### WHAT YOU NEED TO DO
When you transcribe the entries below, keep the wording exact and omit the pictures.
═════ MATERIAL FOR THIS TASK ═════
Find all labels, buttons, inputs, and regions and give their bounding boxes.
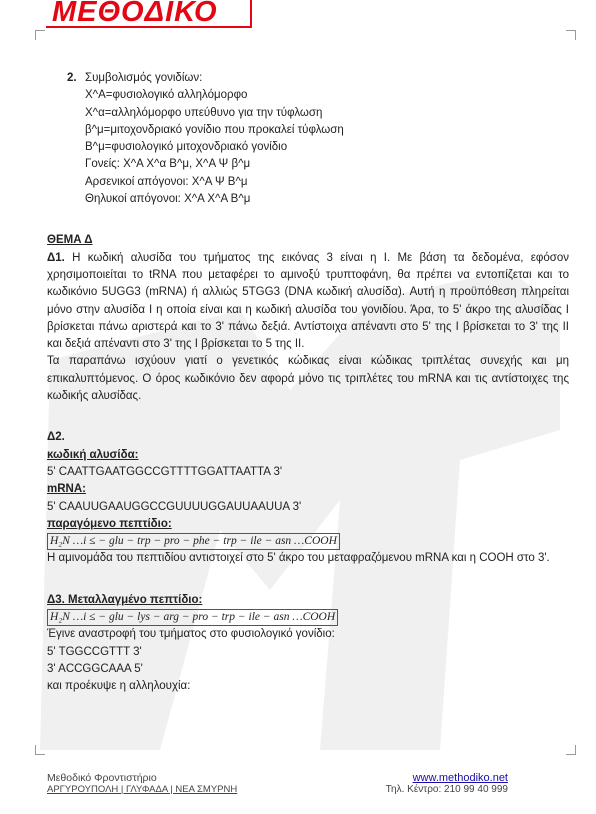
footer-left [47, 772, 237, 795]
symbol-line: β^μ=μιτοχονδριακό γονίδιο που προκαλεί τύφλωση [85, 123, 344, 136]
symbol-line: B^μ=φυσιολογικό μιτοχονδριακό γονίδιο [85, 141, 288, 154]
female-offspring-line: Θηλυκοί απόγονοι: X^A X^A B^μ [85, 193, 251, 206]
crop-mark [35, 30, 45, 40]
inversion-strand-1: 5' TGGCCGTTT 3' [47, 645, 142, 658]
item-number: 2. [67, 72, 77, 84]
d2-label: Δ2. [47, 431, 65, 444]
mrna-sequence: 5' CAAUUGAAUGGCCGUUUUGGAUUAAUUA 3' [47, 500, 302, 513]
d1-text: Η κωδική αλυσίδα του τμήματος της εικόνας 3 είναι η Ι. Με βάση τα δεδομένα, εφόσον χρησιμοποιείται το tRNA που μεταφέρει το αμινοξύ τρυπτοφάνη, θα πρέπει να εντοπίζεται και το κωδικόνιο 5UGG3 (mRNA) ή αλλιώς 5TGG3 (DNA κωδική αλυσίδα). Αυτή η προϋπόθεση πληρείται μόνο στην αλυσίδα Ι η οποία είναι και η κωδική αλυσίδα του γονιδίου. Άρα, το 5' άκρο της αλυσίδας Ι βρίσκεται πάνω αριστερά και το 3' πάνω δεξιά. Αντίστοιχα απέναντι στο 5' της Ι βρίσκεται το 3' της ΙΙ και δεξιά απέναντι στο 3' της Ι βρίσκεται το 5 της ΙΙ. [47, 251, 569, 351]
d3-title: Δ3. Μεταλλαγμένο πεπτίδιο: [47, 593, 203, 606]
male-offspring-line: Αρσενικοί απόγονοι: X^A Ψ B^μ [85, 175, 248, 188]
d1-paragraph [47, 250, 569, 354]
mutant-peptide-formula: H₂N …i ≤ − glu − lys − arg − pro − trp − ile − asn …COOH [47, 609, 338, 626]
mrna-label: mRNA: [47, 483, 86, 496]
peptide-formula: H₂N …i ≤ − glu − trp − pro − phe − trp − ile − asn …COOH [47, 533, 340, 550]
symbolism-section [67, 70, 569, 208]
coding-strand-label: κωδική αλυσίδα: [47, 448, 139, 461]
brand-logo: ΜΕΘΟΔΙΚΟ [46, 0, 252, 28]
parents-line: Γονείς: X^A X^α B^μ, X^A Ψ β^μ [85, 158, 251, 171]
footer-right [386, 772, 508, 795]
coding-sequence: 5' CAATTGAATGGCCGTTTTGGATTAATTA 3' [47, 465, 283, 478]
d1-label: Δ1. [47, 251, 65, 264]
symbolism-title: Συμβολισμός γονιδίων: [85, 72, 203, 84]
d3-ending: και προέκυψε η αλληλουχία: [47, 680, 191, 693]
website-link[interactable]: www.methodiko.net [412, 772, 508, 784]
section-heading: ΘΕΜΑ Δ [47, 234, 93, 247]
symbol-line: X^α=αλληλόμορφο υπεύθυνο για την τύφλωση [85, 106, 323, 119]
d2-note: Η αμινομάδα του πεπτιδίου αντιστοιχεί στο 5' άκρο του μεταφραζόμενου mRNA και η COOH στο 3'. [47, 552, 550, 565]
crop-mark [566, 745, 576, 755]
footer-company: Μεθοδικό Φροντιστήριο [47, 772, 157, 784]
footer-phone: Τηλ. Κέντρο: 210 99 40 999 [385, 784, 508, 795]
peptide-label: παραγόμενο πεπτίδιο: [47, 517, 172, 530]
symbol-line: X^A=φυσιολογικό αλληλόμορφο [85, 89, 248, 102]
document-body [47, 70, 569, 696]
d3-note: Έγινε αναστροφή του τμήματος στο φυσιολογικό γονίδιο: [47, 628, 335, 641]
d1-paragraph-2: Τα παραπάνω ισχύουν γιατί ο γενετικός κώδικας είναι κώδικας τριπλέτας συνεχής και μη επικαλυπτόμενος. Ο όρος κωδικόνιο δεν αφορά μόνο τις τριπλέτες του mRNA και τις αντίστοιχες της κωδικής αλυσίδας. [47, 355, 569, 403]
footer-branches: ΑΡΓΥΡΟΥΠΟΛΗ | ΓΛΥΦΑΔΑ | ΝΕΑ ΣΜΥΡΝΗ [47, 784, 238, 795]
inversion-strand-2: 3' ACCGGCAAA 5' [47, 662, 143, 675]
crop-mark [566, 30, 576, 40]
═════
### WRITTEN ANSWER
Find all labels, buttons, inputs, and regions and give their bounding boxes.
footer-left [47, 772, 237, 795]
symbol-line: β^μ=μιτοχονδριακό γονίδιο που προκαλεί τύφλωση [85, 123, 344, 136]
symbol-line: B^μ=φυσιολογικό μιτοχονδριακό γονίδιο [85, 141, 288, 154]
female-offspring-line: Θηλυκοί απόγονοι: X^A X^A B^μ [85, 193, 251, 206]
crop-mark [35, 30, 45, 40]
inversion-strand-1: 5' TGGCCGTTT 3' [47, 645, 142, 658]
item-number: 2. [67, 72, 77, 84]
d2-label: Δ2. [47, 431, 65, 444]
mrna-sequence: 5' CAAUUGAAUGGCCGUUUUGGAUUAAUUA 3' [47, 500, 302, 513]
d1-text: Η κωδική αλυσίδα του τμήματος της εικόνας 3 είναι η Ι. Με βάση τα δεδομένα, εφόσον χρησιμοποιείται το tRNA που μεταφέρει το αμινοξύ τρυπτοφάνη, θα πρέπει να εντοπίζεται και το κωδικόνιο 5UGG3 (mRNA) ή αλλιώς 5TGG3 (DNA κωδική αλυσίδα). Αυτή η προϋπόθεση πληρείται μόνο στην αλυσίδα Ι η οποία είναι και η κωδική αλυσίδα του γονιδίου. Άρα, το 5' άκρο της αλυσίδας Ι βρίσκεται πάνω αριστερά και το 3' πάνω δεξιά. Αντίστοιχα απέναντι στο 5' της Ι βρίσκεται το 3' της ΙΙ και δεξιά απέναντι στο 3' της Ι βρίσκεται το 5 της ΙΙ. [47, 251, 569, 351]
d3-title: Δ3. Μεταλλαγμένο πεπτίδιο: [47, 593, 203, 606]
male-offspring-line: Αρσενικοί απόγονοι: X^A Ψ B^μ [85, 175, 248, 188]
d1-paragraph [47, 250, 569, 354]
mutant-peptide-formula: H₂N …i ≤ − glu − lys − arg − pro − trp − ile − asn …COOH [47, 609, 338, 626]
mrna-label: mRNA: [47, 483, 86, 496]
peptide-formula: H₂N …i ≤ − glu − trp − pro − phe − trp − ile − asn …COOH [47, 533, 340, 550]
symbolism-section [67, 70, 569, 208]
coding-strand-label: κωδική αλυσίδα: [47, 448, 139, 461]
brand-logo: ΜΕΘΟΔΙΚΟ [46, 0, 252, 28]
parents-line: Γονείς: X^A X^α B^μ, X^A Ψ β^μ [85, 158, 251, 171]
footer-right [386, 772, 508, 795]
coding-sequence: 5' CAATTGAATGGCCGTTTTGGATTAATTA 3' [47, 465, 283, 478]
d1-label: Δ1. [47, 251, 65, 264]
symbolism-title: Συμβολισμός γονιδίων: [85, 72, 203, 84]
d3-ending: και προέκυψε η αλληλουχία: [47, 680, 191, 693]
website-link[interactable]: www.methodiko.net [412, 772, 508, 784]
section-heading: ΘΕΜΑ Δ [47, 234, 93, 247]
symbol-line: X^α=αλληλόμορφο υπεύθυνο για την τύφλωση [85, 106, 323, 119]
d2-note: Η αμινομάδα του πεπτιδίου αντιστοιχεί στο 5' άκρο του μεταφραζόμενου mRNA και η COOH στο 3'. [47, 552, 550, 565]
crop-mark [566, 745, 576, 755]
footer-company: Μεθοδικό Φροντιστήριο [47, 772, 157, 784]
footer-phone: Τηλ. Κέντρο: 210 99 40 999 [385, 784, 508, 795]
peptide-label: παραγόμενο πεπτίδιο: [47, 517, 172, 530]
symbol-line: X^A=φυσιολογικό αλληλόμορφο [85, 89, 248, 102]
document-body [47, 70, 569, 696]
d3-note: Έγινε αναστροφή του τμήματος στο φυσιολογικό γονίδιο: [47, 628, 335, 641]
d1-paragraph-2: Τα παραπάνω ισχύουν γιατί ο γενετικός κώδικας είναι κώδικας τριπλέτας συνεχής και μη επικαλυπτόμενος. Ο όρος κωδικόνιο δεν αφορά μόνο τις τριπλέτες του mRNA και τις αντίστοιχες της κωδικής αλυσίδας. [47, 355, 569, 403]
footer-branches: ΑΡΓΥΡΟΥΠΟΛΗ | ΓΛΥΦΑΔΑ | ΝΕΑ ΣΜΥΡΝΗ [47, 784, 238, 795]
inversion-strand-2: 3' ACCGGCAAA 5' [47, 662, 143, 675]
crop-mark [566, 30, 576, 40]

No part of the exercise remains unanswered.